In this exercise, return the whole listing exactly, excluding any images.

§ **Dataset listings of figures**
┌──

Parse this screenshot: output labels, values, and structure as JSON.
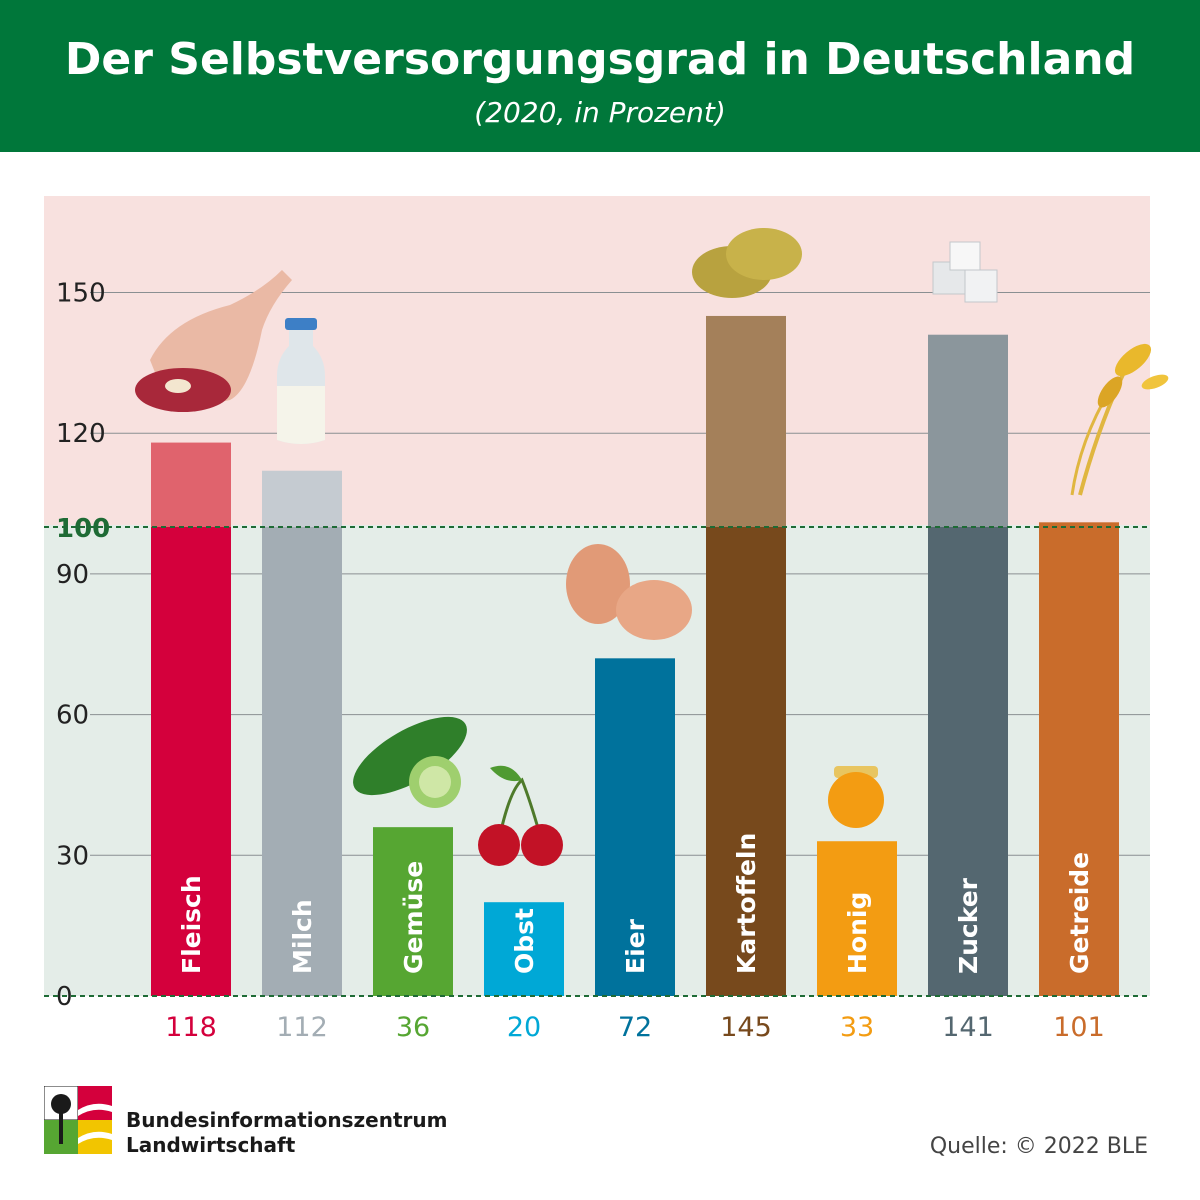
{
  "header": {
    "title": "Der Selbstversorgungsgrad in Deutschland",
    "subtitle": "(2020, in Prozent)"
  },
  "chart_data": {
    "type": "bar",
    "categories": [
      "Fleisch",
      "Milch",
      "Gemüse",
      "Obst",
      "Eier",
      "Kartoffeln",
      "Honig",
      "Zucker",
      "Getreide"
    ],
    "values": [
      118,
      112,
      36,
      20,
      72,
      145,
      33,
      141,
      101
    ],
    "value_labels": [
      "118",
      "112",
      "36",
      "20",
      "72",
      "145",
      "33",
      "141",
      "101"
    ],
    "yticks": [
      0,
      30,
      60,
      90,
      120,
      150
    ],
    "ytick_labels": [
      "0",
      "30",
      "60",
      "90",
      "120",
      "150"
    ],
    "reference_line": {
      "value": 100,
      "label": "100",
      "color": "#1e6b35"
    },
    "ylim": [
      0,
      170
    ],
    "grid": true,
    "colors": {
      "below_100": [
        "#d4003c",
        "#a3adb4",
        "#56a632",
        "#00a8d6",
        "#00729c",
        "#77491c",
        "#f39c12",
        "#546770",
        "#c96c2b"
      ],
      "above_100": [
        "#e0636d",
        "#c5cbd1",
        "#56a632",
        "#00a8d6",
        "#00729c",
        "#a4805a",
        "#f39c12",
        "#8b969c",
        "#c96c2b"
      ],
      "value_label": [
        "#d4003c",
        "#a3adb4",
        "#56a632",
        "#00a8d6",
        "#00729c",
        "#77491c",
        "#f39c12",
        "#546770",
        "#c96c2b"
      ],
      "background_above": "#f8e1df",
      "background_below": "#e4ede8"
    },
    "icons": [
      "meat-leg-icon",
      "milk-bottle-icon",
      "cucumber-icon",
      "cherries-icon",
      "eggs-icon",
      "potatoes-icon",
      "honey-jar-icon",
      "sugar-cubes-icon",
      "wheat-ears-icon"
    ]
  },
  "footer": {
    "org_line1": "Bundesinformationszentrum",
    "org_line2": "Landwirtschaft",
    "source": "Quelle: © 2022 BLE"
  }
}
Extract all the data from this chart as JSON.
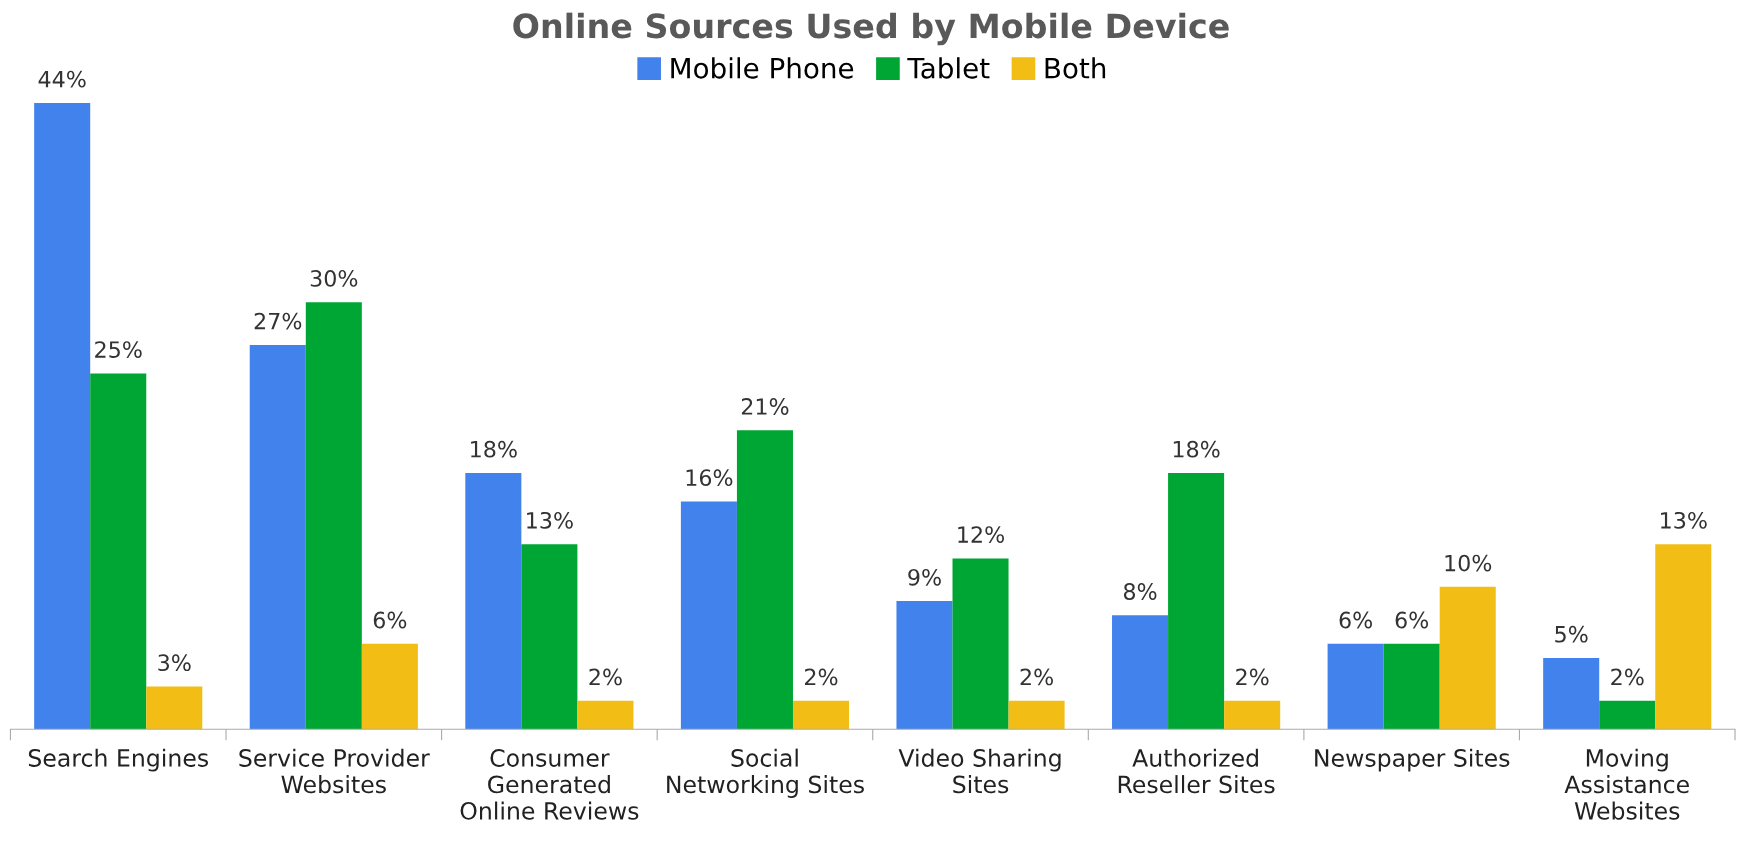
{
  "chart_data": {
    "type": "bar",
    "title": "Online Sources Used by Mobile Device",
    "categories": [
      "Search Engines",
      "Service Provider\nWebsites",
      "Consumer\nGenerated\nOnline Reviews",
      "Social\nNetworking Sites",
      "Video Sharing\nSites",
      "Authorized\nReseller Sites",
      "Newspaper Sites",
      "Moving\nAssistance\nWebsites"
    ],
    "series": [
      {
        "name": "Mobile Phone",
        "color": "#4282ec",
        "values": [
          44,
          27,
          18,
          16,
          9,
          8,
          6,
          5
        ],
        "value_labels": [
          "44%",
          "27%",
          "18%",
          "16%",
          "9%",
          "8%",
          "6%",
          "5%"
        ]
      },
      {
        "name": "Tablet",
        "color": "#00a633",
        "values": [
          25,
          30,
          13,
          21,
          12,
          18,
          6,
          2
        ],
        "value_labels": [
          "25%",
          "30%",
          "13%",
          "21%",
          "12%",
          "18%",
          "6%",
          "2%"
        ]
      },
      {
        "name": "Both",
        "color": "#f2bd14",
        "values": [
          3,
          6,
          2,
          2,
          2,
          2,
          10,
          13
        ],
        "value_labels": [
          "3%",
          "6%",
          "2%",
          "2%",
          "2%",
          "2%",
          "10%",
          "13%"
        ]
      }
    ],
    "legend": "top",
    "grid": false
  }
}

└──

§ **Finished exercise**
Parse this screenshot: output labels, values, and structure as JSON.
{
  "header": {
    "title": "Der Selbstversorgungsgrad in Deutschland",
    "subtitle": "(2020, in Prozent)"
  },
  "chart_data": {
    "type": "bar",
    "categories": [
      "Fleisch",
      "Milch",
      "Gemüse",
      "Obst",
      "Eier",
      "Kartoffeln",
      "Honig",
      "Zucker",
      "Getreide"
    ],
    "values": [
      118,
      112,
      36,
      20,
      72,
      145,
      33,
      141,
      101
    ],
    "value_labels": [
      "118",
      "112",
      "36",
      "20",
      "72",
      "145",
      "33",
      "141",
      "101"
    ],
    "yticks": [
      0,
      30,
      60,
      90,
      120,
      150
    ],
    "ytick_labels": [
      "0",
      "30",
      "60",
      "90",
      "120",
      "150"
    ],
    "reference_line": {
      "value": 100,
      "label": "100",
      "color": "#1e6b35"
    },
    "ylim": [
      0,
      170
    ],
    "grid": true,
    "colors": {
      "below_100": [
        "#d4003c",
        "#a3adb4",
        "#56a632",
        "#00a8d6",
        "#00729c",
        "#77491c",
        "#f39c12",
        "#546770",
        "#c96c2b"
      ],
      "above_100": [
        "#e0636d",
        "#c5cbd1",
        "#56a632",
        "#00a8d6",
        "#00729c",
        "#a4805a",
        "#f39c12",
        "#8b969c",
        "#c96c2b"
      ],
      "value_label": [
        "#d4003c",
        "#a3adb4",
        "#56a632",
        "#00a8d6",
        "#00729c",
        "#77491c",
        "#f39c12",
        "#546770",
        "#c96c2b"
      ],
      "background_above": "#f8e1df",
      "background_below": "#e4ede8"
    },
    "icons": [
      "meat-leg-icon",
      "milk-bottle-icon",
      "cucumber-icon",
      "cherries-icon",
      "eggs-icon",
      "potatoes-icon",
      "honey-jar-icon",
      "sugar-cubes-icon",
      "wheat-ears-icon"
    ]
  },
  "footer": {
    "org_line1": "Bundesinformationszentrum",
    "org_line2": "Landwirtschaft",
    "source": "Quelle: © 2022 BLE"
  }
}
Extract all the data from this chart as JSON.
{
  "chart_data": {
    "type": "bar",
    "title": "Online Sources Used by Mobile Device",
    "categories": [
      "Search Engines",
      "Service Provider\nWebsites",
      "Consumer\nGenerated\nOnline Reviews",
      "Social\nNetworking Sites",
      "Video Sharing\nSites",
      "Authorized\nReseller Sites",
      "Newspaper Sites",
      "Moving\nAssistance\nWebsites"
    ],
    "series": [
      {
        "name": "Mobile Phone",
        "color": "#4282ec",
        "values": [
          44,
          27,
          18,
          16,
          9,
          8,
          6,
          5
        ],
        "value_labels": [
          "44%",
          "27%",
          "18%",
          "16%",
          "9%",
          "8%",
          "6%",
          "5%"
        ]
      },
      {
        "name": "Tablet",
        "color": "#00a633",
        "values": [
          25,
          30,
          13,
          21,
          12,
          18,
          6,
          2
        ],
        "value_labels": [
          "25%",
          "30%",
          "13%",
          "21%",
          "12%",
          "18%",
          "6%",
          "2%"
        ]
      },
      {
        "name": "Both",
        "color": "#f2bd14",
        "values": [
          3,
          6,
          2,
          2,
          2,
          2,
          10,
          13
        ],
        "value_labels": [
          "3%",
          "6%",
          "2%",
          "2%",
          "2%",
          "2%",
          "10%",
          "13%"
        ]
      }
    ],
    "legend": "top",
    "grid": false
  }
}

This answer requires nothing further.